### What this task involves:
Retype the whole listing, please, keeping every line exact and dropping the pictures.

### Listing:
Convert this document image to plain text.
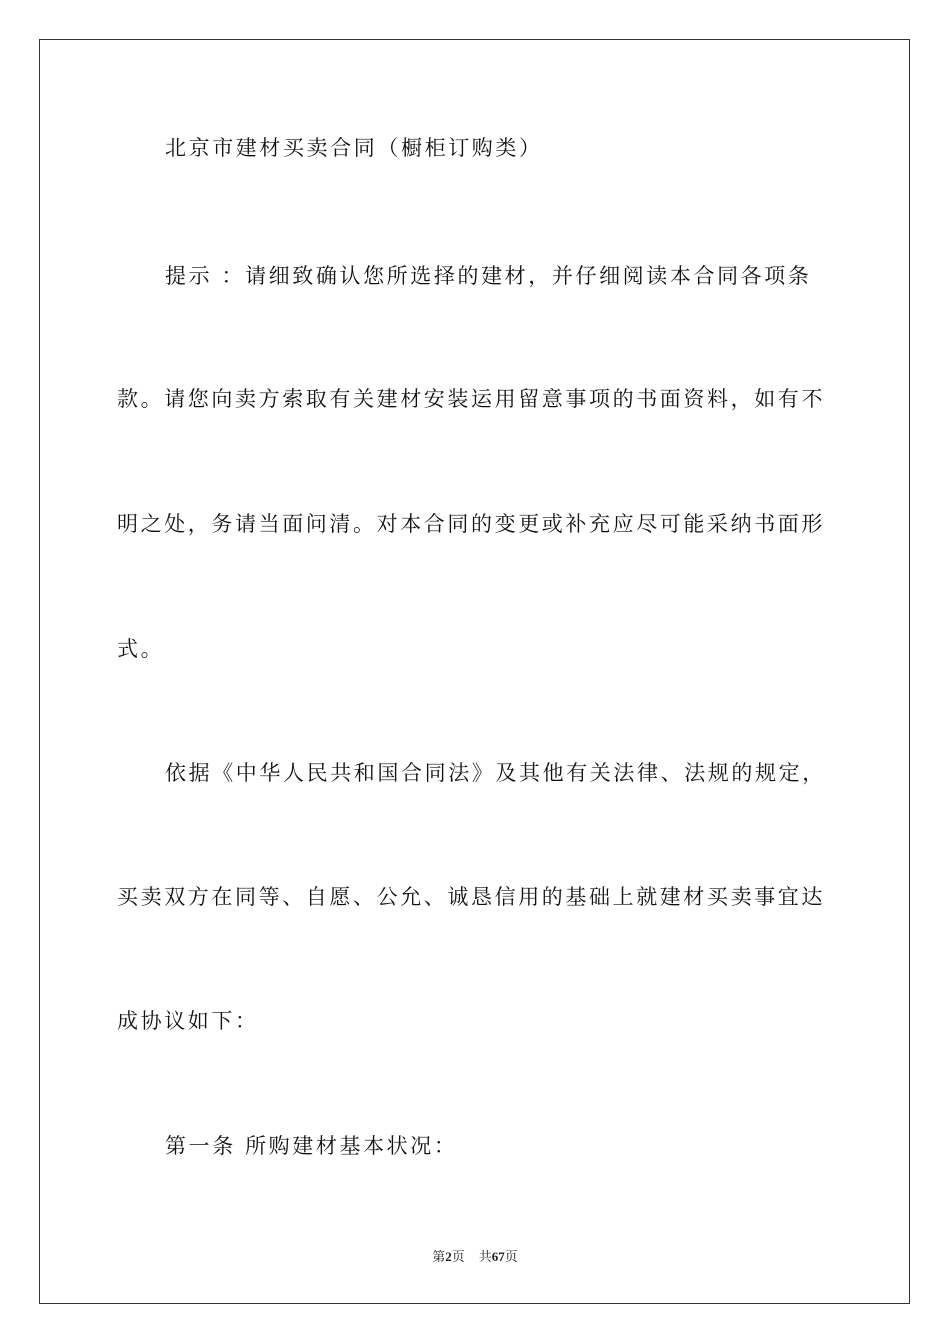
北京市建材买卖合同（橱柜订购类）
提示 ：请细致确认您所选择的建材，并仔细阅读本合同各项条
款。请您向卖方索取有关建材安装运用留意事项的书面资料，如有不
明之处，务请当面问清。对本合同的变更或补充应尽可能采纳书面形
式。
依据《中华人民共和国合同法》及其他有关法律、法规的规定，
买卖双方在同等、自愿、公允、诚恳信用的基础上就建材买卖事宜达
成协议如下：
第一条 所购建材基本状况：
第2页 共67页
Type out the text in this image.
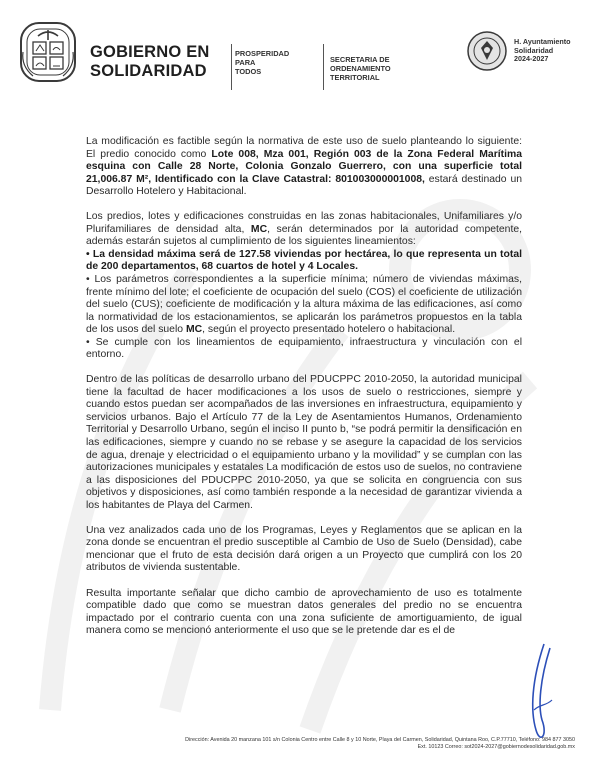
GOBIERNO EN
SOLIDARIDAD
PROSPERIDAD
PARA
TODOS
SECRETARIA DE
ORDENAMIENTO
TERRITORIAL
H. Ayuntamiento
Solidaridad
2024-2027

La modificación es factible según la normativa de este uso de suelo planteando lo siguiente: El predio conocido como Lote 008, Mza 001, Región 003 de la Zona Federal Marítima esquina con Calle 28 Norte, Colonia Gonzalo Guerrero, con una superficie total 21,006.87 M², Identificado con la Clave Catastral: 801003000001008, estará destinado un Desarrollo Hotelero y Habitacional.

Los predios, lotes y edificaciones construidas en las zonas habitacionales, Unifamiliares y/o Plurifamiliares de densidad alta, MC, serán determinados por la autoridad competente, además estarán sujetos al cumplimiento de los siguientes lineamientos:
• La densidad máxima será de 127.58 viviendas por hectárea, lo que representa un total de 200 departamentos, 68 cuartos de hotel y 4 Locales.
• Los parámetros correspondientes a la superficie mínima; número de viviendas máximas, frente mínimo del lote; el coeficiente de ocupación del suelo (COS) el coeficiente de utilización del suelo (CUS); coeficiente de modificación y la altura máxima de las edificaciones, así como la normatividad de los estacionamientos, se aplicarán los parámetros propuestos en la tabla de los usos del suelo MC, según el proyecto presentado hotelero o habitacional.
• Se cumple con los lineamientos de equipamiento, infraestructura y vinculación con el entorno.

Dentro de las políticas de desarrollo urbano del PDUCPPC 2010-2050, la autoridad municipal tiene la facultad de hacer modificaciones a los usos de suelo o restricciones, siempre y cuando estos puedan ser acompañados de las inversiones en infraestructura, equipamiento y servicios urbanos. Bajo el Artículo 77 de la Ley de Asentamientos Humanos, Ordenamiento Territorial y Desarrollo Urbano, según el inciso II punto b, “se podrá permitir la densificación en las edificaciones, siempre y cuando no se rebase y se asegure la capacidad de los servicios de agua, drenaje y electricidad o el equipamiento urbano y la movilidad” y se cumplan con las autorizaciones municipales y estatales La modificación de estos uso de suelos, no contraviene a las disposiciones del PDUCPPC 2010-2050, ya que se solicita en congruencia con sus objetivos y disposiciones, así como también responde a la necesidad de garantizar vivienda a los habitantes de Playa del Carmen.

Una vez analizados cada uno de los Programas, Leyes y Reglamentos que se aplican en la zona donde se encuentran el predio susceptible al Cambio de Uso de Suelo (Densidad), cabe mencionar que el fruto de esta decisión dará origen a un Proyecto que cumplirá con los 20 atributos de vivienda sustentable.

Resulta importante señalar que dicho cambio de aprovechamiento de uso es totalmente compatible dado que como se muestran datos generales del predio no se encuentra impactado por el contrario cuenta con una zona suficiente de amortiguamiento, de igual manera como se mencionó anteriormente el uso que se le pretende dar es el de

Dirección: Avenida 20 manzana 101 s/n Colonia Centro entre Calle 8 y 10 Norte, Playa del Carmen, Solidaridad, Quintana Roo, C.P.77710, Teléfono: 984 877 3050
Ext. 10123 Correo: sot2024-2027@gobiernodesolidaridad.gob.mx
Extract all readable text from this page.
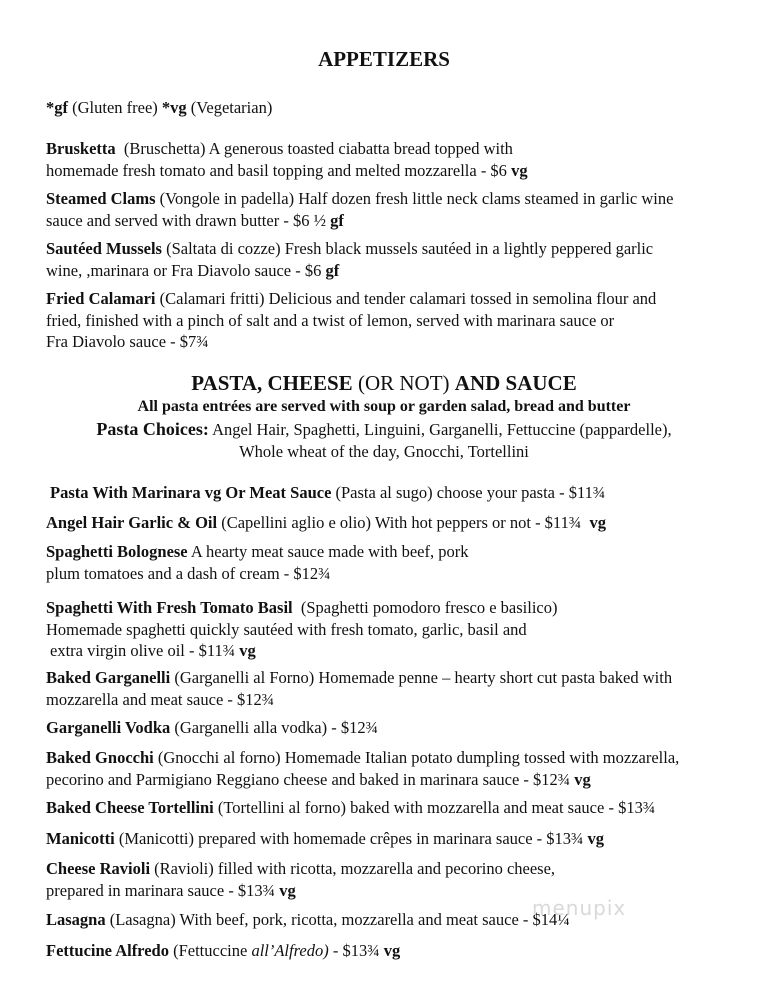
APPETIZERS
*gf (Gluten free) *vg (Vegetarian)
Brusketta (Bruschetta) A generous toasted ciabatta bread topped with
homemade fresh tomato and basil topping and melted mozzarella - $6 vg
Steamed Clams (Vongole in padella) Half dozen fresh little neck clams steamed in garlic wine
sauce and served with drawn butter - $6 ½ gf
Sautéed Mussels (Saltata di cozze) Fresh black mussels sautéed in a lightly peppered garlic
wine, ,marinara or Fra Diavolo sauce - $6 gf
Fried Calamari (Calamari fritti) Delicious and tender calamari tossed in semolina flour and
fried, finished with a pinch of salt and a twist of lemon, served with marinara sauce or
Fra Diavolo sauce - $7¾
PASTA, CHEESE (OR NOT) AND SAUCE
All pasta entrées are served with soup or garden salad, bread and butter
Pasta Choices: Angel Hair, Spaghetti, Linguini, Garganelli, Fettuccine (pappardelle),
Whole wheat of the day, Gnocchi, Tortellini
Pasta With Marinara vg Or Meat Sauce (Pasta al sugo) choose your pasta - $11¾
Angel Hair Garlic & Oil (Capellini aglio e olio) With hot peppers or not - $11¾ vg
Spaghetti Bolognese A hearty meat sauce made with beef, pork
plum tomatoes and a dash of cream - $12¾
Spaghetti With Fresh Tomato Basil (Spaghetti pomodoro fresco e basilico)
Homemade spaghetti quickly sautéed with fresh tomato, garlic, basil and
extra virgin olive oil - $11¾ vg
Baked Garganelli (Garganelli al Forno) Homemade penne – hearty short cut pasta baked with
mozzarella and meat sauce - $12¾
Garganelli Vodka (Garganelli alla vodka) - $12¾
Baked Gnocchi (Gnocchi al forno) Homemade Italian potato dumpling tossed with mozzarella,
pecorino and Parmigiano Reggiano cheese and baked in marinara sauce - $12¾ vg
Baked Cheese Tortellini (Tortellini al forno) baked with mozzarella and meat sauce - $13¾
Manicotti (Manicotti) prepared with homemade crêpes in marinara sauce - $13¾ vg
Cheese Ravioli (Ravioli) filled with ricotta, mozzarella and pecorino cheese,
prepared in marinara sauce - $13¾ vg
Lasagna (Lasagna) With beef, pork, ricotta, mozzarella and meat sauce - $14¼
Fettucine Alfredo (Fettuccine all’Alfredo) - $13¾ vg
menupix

### Result for this exercise:
Convert this document image to plain text.
北京市建材买卖合同（橱柜订购类）
提示 ：请细致确认您所选择的建材，并仔细阅读本合同各项条
款。请您向卖方索取有关建材安装运用留意事项的书面资料，如有不
明之处，务请当面问清。对本合同的变更或补充应尽可能采纳书面形
式。
依据《中华人民共和国合同法》及其他有关法律、法规的规定，
买卖双方在同等、自愿、公允、诚恳信用的基础上就建材买卖事宜达
成协议如下：
第一条 所购建材基本状况：
第2页 共67页
Type out the text in this image.
GOBIERNO EN
SOLIDARIDAD
PROSPERIDAD
PARA
TODOS
SECRETARIA DE
ORDENAMIENTO
TERRITORIAL
H. Ayuntamiento
Solidaridad
2024-2027

La modificación es factible según la normativa de este uso de suelo planteando lo siguiente: El predio conocido como Lote 008, Mza 001, Región 003 de la Zona Federal Marítima esquina con Calle 28 Norte, Colonia Gonzalo Guerrero, con una superficie total 21,006.87 M², Identificado con la Clave Catastral: 801003000001008, estará destinado un Desarrollo Hotelero y Habitacional.

Los predios, lotes y edificaciones construidas en las zonas habitacionales, Unifamiliares y/o Plurifamiliares de densidad alta, MC, serán determinados por la autoridad competente, además estarán sujetos al cumplimiento de los siguientes lineamientos:
• La densidad máxima será de 127.58 viviendas por hectárea, lo que representa un total de 200 departamentos, 68 cuartos de hotel y 4 Locales.
• Los parámetros correspondientes a la superficie mínima; número de viviendas máximas, frente mínimo del lote; el coeficiente de ocupación del suelo (COS) el coeficiente de utilización del suelo (CUS); coeficiente de modificación y la altura máxima de las edificaciones, así como la normatividad de los estacionamientos, se aplicarán los parámetros propuestos en la tabla de los usos del suelo MC, según el proyecto presentado hotelero o habitacional.
• Se cumple con los lineamientos de equipamiento, infraestructura y vinculación con el entorno.

Dentro de las políticas de desarrollo urbano del PDUCPPC 2010-2050, la autoridad municipal tiene la facultad de hacer modificaciones a los usos de suelo o restricciones, siempre y cuando estos puedan ser acompañados de las inversiones en infraestructura, equipamiento y servicios urbanos. Bajo el Artículo 77 de la Ley de Asentamientos Humanos, Ordenamiento Territorial y Desarrollo Urbano, según el inciso II punto b, “se podrá permitir la densificación en las edificaciones, siempre y cuando no se rebase y se asegure la capacidad de los servicios de agua, drenaje y electricidad o el equipamiento urbano y la movilidad” y se cumplan con las autorizaciones municipales y estatales La modificación de estos uso de suelos, no contraviene a las disposiciones del PDUCPPC 2010-2050, ya que se solicita en congruencia con sus objetivos y disposiciones, así como también responde a la necesidad de garantizar vivienda a los habitantes de Playa del Carmen.

Una vez analizados cada uno de los Programas, Leyes y Reglamentos que se aplican en la zona donde se encuentran el predio susceptible al Cambio de Uso de Suelo (Densidad), cabe mencionar que el fruto de esta decisión dará origen a un Proyecto que cumplirá con los 20 atributos de vivienda sustentable.

Resulta importante señalar que dicho cambio de aprovechamiento de uso es totalmente compatible dado que como se muestran datos generales del predio no se encuentra impactado por el contrario cuenta con una zona suficiente de amortiguamiento, de igual manera como se mencionó anteriormente el uso que se le pretende dar es el de

Dirección: Avenida 20 manzana 101 s/n Colonia Centro entre Calle 8 y 10 Norte, Playa del Carmen, Solidaridad, Quintana Roo, C.P.77710, Teléfono: 984 877 3050
Ext. 10123 Correo: sot2024-2027@gobiernodesolidaridad.gob.mx
Extract all readable text from this page.
APPETIZERS
*gf (Gluten free) *vg (Vegetarian)
Brusketta (Bruschetta) A generous toasted ciabatta bread topped with
homemade fresh tomato and basil topping and melted mozzarella - $6 vg
Steamed Clams (Vongole in padella) Half dozen fresh little neck clams steamed in garlic wine
sauce and served with drawn butter - $6 ½ gf
Sautéed Mussels (Saltata di cozze) Fresh black mussels sautéed in a lightly peppered garlic
wine, ,marinara or Fra Diavolo sauce - $6 gf
Fried Calamari (Calamari fritti) Delicious and tender calamari tossed in semolina flour and
fried, finished with a pinch of salt and a twist of lemon, served with marinara sauce or
Fra Diavolo sauce - $7¾
PASTA, CHEESE (OR NOT) AND SAUCE
All pasta entrées are served with soup or garden salad, bread and butter
Pasta Choices: Angel Hair, Spaghetti, Linguini, Garganelli, Fettuccine (pappardelle),
Whole wheat of the day, Gnocchi, Tortellini
Pasta With Marinara vg Or Meat Sauce (Pasta al sugo) choose your pasta - $11¾
Angel Hair Garlic & Oil (Capellini aglio e olio) With hot peppers or not - $11¾ vg
Spaghetti Bolognese A hearty meat sauce made with beef, pork
plum tomatoes and a dash of cream - $12¾
Spaghetti With Fresh Tomato Basil (Spaghetti pomodoro fresco e basilico)
Homemade spaghetti quickly sautéed with fresh tomato, garlic, basil and
extra virgin olive oil - $11¾ vg
Baked Garganelli (Garganelli al Forno) Homemade penne – hearty short cut pasta baked with
mozzarella and meat sauce - $12¾
Garganelli Vodka (Garganelli alla vodka) - $12¾
Baked Gnocchi (Gnocchi al forno) Homemade Italian potato dumpling tossed with mozzarella,
pecorino and Parmigiano Reggiano cheese and baked in marinara sauce - $12¾ vg
Baked Cheese Tortellini (Tortellini al forno) baked with mozzarella and meat sauce - $13¾
Manicotti (Manicotti) prepared with homemade crêpes in marinara sauce - $13¾ vg
Cheese Ravioli (Ravioli) filled with ricotta, mozzarella and pecorino cheese,
prepared in marinara sauce - $13¾ vg
Lasagna (Lasagna) With beef, pork, ricotta, mozzarella and meat sauce - $14¼
Fettucine Alfredo (Fettuccine all’Alfredo) - $13¾ vg
menupix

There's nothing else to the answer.